(Data records)
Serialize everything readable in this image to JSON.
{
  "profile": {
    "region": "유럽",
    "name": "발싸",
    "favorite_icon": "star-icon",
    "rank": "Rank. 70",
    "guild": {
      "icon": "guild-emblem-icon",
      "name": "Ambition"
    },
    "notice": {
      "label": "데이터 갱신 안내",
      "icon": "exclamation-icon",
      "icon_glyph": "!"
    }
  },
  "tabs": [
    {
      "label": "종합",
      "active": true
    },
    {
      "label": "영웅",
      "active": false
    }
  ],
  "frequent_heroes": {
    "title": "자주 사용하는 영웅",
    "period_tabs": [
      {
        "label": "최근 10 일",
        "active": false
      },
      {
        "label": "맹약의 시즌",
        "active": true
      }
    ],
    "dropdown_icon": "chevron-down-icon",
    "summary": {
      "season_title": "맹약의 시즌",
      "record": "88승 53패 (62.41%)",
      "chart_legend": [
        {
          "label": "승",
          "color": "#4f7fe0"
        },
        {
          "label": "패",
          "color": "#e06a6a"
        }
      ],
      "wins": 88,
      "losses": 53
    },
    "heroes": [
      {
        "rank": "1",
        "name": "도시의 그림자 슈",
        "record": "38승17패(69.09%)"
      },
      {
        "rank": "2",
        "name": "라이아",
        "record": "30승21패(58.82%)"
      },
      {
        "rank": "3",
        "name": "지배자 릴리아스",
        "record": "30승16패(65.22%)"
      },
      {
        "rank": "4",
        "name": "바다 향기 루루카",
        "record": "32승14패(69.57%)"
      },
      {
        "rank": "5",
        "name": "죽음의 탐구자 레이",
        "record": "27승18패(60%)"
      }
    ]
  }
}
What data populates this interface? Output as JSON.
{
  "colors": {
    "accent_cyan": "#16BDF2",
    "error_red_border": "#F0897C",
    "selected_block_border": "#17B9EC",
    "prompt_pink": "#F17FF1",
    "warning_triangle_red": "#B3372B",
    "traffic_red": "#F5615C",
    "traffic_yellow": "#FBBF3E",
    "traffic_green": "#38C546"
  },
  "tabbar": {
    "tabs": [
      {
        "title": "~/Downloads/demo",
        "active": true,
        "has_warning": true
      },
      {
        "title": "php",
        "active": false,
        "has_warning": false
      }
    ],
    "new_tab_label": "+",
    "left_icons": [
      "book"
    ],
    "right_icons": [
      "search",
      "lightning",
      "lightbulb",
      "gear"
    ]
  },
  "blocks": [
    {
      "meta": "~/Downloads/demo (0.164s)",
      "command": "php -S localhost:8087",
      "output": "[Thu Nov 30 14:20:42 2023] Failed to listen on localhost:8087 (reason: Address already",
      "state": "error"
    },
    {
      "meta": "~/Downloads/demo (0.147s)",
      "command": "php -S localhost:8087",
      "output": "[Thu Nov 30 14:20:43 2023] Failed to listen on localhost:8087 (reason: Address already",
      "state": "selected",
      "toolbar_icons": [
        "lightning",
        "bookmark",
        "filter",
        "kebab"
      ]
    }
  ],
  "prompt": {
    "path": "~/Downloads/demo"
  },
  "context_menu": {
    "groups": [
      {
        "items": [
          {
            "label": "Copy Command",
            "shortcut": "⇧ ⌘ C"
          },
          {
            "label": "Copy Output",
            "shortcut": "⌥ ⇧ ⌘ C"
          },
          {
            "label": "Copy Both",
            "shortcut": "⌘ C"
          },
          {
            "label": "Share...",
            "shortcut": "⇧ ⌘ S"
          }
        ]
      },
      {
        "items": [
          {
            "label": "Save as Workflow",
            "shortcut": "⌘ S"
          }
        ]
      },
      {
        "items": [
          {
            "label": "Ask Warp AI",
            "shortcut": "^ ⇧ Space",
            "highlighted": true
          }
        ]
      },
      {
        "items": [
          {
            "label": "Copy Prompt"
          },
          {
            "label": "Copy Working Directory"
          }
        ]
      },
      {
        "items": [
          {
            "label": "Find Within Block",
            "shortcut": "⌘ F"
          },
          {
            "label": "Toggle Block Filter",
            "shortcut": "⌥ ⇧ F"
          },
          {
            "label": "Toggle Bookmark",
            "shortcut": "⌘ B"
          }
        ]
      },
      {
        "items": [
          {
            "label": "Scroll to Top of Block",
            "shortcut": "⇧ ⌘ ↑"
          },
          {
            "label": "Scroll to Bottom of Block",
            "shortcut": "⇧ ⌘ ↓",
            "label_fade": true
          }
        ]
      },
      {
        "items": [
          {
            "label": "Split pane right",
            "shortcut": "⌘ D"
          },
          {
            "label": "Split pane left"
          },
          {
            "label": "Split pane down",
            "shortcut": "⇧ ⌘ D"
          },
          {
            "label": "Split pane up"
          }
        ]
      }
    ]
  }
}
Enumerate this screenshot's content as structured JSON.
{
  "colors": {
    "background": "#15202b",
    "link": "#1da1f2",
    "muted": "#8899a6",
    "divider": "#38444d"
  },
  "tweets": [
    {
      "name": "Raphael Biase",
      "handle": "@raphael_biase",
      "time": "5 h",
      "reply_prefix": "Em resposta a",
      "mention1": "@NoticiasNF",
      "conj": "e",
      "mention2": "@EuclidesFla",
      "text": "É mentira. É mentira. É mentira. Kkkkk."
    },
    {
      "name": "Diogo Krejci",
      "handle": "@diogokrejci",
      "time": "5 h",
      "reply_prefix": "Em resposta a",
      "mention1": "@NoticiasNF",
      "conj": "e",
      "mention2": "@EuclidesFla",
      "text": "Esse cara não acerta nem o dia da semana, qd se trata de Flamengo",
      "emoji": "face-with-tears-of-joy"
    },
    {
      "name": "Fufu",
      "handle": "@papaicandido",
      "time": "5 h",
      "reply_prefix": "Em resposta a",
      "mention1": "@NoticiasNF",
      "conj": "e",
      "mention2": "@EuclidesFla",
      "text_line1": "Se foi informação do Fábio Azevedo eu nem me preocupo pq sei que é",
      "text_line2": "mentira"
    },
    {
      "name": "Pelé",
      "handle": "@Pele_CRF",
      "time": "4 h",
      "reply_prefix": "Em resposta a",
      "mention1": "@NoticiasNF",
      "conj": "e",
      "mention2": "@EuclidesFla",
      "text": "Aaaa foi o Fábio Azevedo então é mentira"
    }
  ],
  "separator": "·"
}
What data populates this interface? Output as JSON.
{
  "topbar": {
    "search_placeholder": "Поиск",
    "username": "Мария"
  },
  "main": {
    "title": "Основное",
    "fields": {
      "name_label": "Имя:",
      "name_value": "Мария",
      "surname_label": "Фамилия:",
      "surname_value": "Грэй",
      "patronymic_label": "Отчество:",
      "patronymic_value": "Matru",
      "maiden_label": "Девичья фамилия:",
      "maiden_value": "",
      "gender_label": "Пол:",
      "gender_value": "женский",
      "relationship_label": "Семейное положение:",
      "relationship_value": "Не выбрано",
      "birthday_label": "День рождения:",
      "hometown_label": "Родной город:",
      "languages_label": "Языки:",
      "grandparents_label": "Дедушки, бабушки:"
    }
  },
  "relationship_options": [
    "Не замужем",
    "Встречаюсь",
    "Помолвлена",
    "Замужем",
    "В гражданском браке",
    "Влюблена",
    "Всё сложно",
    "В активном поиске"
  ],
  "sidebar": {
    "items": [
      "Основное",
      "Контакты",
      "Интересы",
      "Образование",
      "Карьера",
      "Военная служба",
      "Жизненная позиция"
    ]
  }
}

**GIVEN PROBLEM:**
Where a line of the data holds "meta", show that line.

**TASK OUTPUT:**
      "meta": "~/Downloads/demo (0.164s)",
      "meta": "~/Downloads/demo (0.147s)",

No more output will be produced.